[start of Material for this exercise]

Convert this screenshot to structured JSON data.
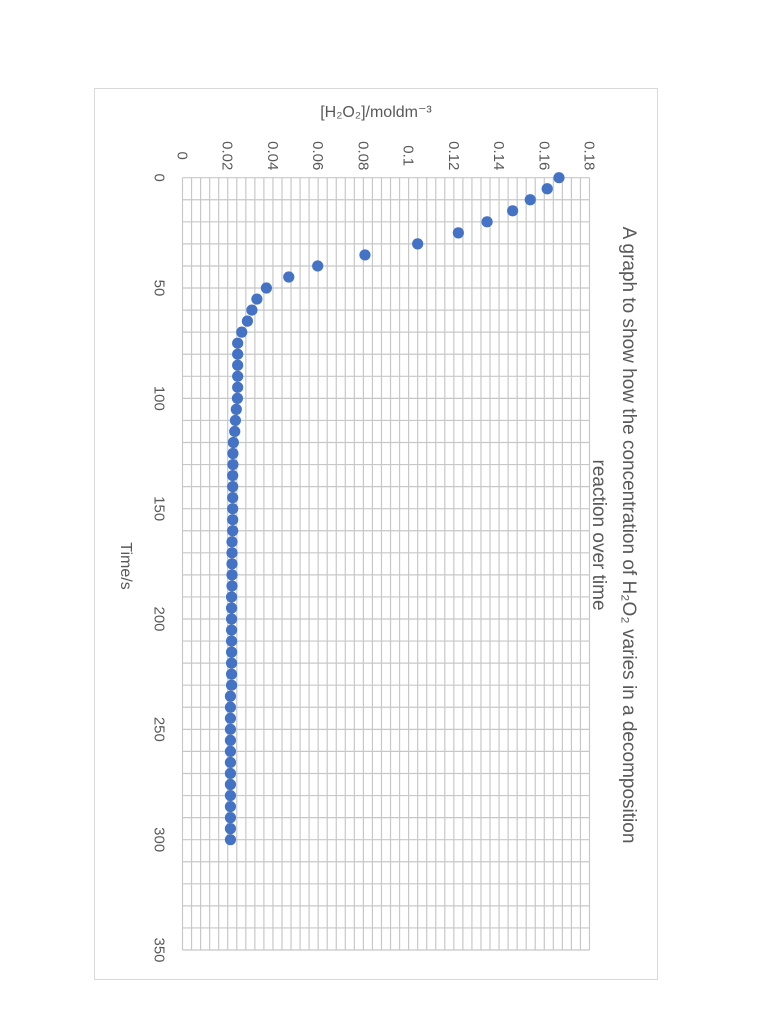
{
  "chart_data": {
    "type": "scatter",
    "title": "A graph to show how the concentration of H₂O₂ varies in a decomposition reaction over time",
    "title_lines": [
      "A graph to show how the concentration of H₂O₂ varies in a decomposition",
      "reaction over time"
    ],
    "xlabel": "Time/s",
    "ylabel": "[H₂O₂]/moldm⁻³",
    "xlim": [
      0,
      350
    ],
    "ylim": [
      0,
      0.18
    ],
    "x_ticks": [
      0,
      50,
      100,
      150,
      200,
      250,
      300,
      350
    ],
    "y_ticks": [
      0,
      0.02,
      0.04,
      0.06,
      0.08,
      0.1,
      0.12,
      0.14,
      0.16,
      0.18
    ],
    "y_tick_labels": [
      "0",
      "0.02",
      "0.04",
      "0.06",
      "0.08",
      "0.1",
      "0.12",
      "0.14",
      "0.16",
      "0.18"
    ],
    "x_tick_labels": [
      "0",
      "50",
      "100",
      "150",
      "200",
      "250",
      "300",
      "350"
    ],
    "grid": true,
    "minor_grid": {
      "x_step": 10,
      "y_step": 0.004
    },
    "orientation": "rotated 90° clockwise (time axis vertical, concentration axis horizontal)",
    "legend": null,
    "series": [
      {
        "name": "[H2O2]",
        "color": "#4472c4",
        "x": [
          0,
          5,
          10,
          15,
          20,
          25,
          30,
          35,
          40,
          45,
          50,
          55,
          60,
          65,
          70,
          75,
          80,
          85,
          90,
          95,
          100,
          105,
          110,
          115,
          120,
          125,
          130,
          135,
          140,
          145,
          150,
          155,
          160,
          165,
          170,
          175,
          180,
          185,
          190,
          195,
          200,
          205,
          210,
          215,
          220,
          225,
          230,
          235,
          240,
          245,
          250,
          255,
          260,
          265,
          270,
          275,
          280,
          285,
          290,
          295,
          300
        ],
        "values": [
          0.1665,
          0.1613,
          0.1538,
          0.146,
          0.1347,
          0.122,
          0.104,
          0.0807,
          0.0598,
          0.047,
          0.0371,
          0.0329,
          0.0307,
          0.0287,
          0.0262,
          0.0244,
          0.0244,
          0.0244,
          0.0244,
          0.0244,
          0.0243,
          0.0238,
          0.0234,
          0.0231,
          0.0225,
          0.0223,
          0.0223,
          0.0222,
          0.0222,
          0.0222,
          0.0222,
          0.0222,
          0.0222,
          0.0219,
          0.0219,
          0.0219,
          0.0219,
          0.0219,
          0.0217,
          0.0217,
          0.0217,
          0.0217,
          0.0217,
          0.0217,
          0.0217,
          0.0217,
          0.0217,
          0.0212,
          0.0212,
          0.0212,
          0.0212,
          0.0212,
          0.0212,
          0.0212,
          0.0212,
          0.0212,
          0.0212,
          0.0212,
          0.0212,
          0.0212,
          0.0212
        ]
      }
    ]
  },
  "colors": {
    "marker": "#4472c4",
    "grid": "#c8c8c8",
    "text": "#595959",
    "frame_border": "#d9d9d9"
  }
}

[end of Material for this exercise]

## Goal
All of the lines above should be printed exactly, minus the pictures.

## Exercise solution
Convert this screenshot to structured JSON data.
{
  "chart_data": {
    "type": "scatter",
    "title": "A graph to show how the concentration of H₂O₂ varies in a decomposition reaction over time",
    "title_lines": [
      "A graph to show how the concentration of H₂O₂ varies in a decomposition",
      "reaction over time"
    ],
    "xlabel": "Time/s",
    "ylabel": "[H₂O₂]/moldm⁻³",
    "xlim": [
      0,
      350
    ],
    "ylim": [
      0,
      0.18
    ],
    "x_ticks": [
      0,
      50,
      100,
      150,
      200,
      250,
      300,
      350
    ],
    "y_ticks": [
      0,
      0.02,
      0.04,
      0.06,
      0.08,
      0.1,
      0.12,
      0.14,
      0.16,
      0.18
    ],
    "y_tick_labels": [
      "0",
      "0.02",
      "0.04",
      "0.06",
      "0.08",
      "0.1",
      "0.12",
      "0.14",
      "0.16",
      "0.18"
    ],
    "x_tick_labels": [
      "0",
      "50",
      "100",
      "150",
      "200",
      "250",
      "300",
      "350"
    ],
    "grid": true,
    "minor_grid": {
      "x_step": 10,
      "y_step": 0.004
    },
    "orientation": "rotated 90° clockwise (time axis vertical, concentration axis horizontal)",
    "legend": null,
    "series": [
      {
        "name": "[H2O2]",
        "color": "#4472c4",
        "x": [
          0,
          5,
          10,
          15,
          20,
          25,
          30,
          35,
          40,
          45,
          50,
          55,
          60,
          65,
          70,
          75,
          80,
          85,
          90,
          95,
          100,
          105,
          110,
          115,
          120,
          125,
          130,
          135,
          140,
          145,
          150,
          155,
          160,
          165,
          170,
          175,
          180,
          185,
          190,
          195,
          200,
          205,
          210,
          215,
          220,
          225,
          230,
          235,
          240,
          245,
          250,
          255,
          260,
          265,
          270,
          275,
          280,
          285,
          290,
          295,
          300
        ],
        "values": [
          0.1665,
          0.1613,
          0.1538,
          0.146,
          0.1347,
          0.122,
          0.104,
          0.0807,
          0.0598,
          0.047,
          0.0371,
          0.0329,
          0.0307,
          0.0287,
          0.0262,
          0.0244,
          0.0244,
          0.0244,
          0.0244,
          0.0244,
          0.0243,
          0.0238,
          0.0234,
          0.0231,
          0.0225,
          0.0223,
          0.0223,
          0.0222,
          0.0222,
          0.0222,
          0.0222,
          0.0222,
          0.0222,
          0.0219,
          0.0219,
          0.0219,
          0.0219,
          0.0219,
          0.0217,
          0.0217,
          0.0217,
          0.0217,
          0.0217,
          0.0217,
          0.0217,
          0.0217,
          0.0217,
          0.0212,
          0.0212,
          0.0212,
          0.0212,
          0.0212,
          0.0212,
          0.0212,
          0.0212,
          0.0212,
          0.0212,
          0.0212,
          0.0212,
          0.0212,
          0.0212
        ]
      }
    ]
  },
  "colors": {
    "marker": "#4472c4",
    "grid": "#c8c8c8",
    "text": "#595959",
    "frame_border": "#d9d9d9"
  }
}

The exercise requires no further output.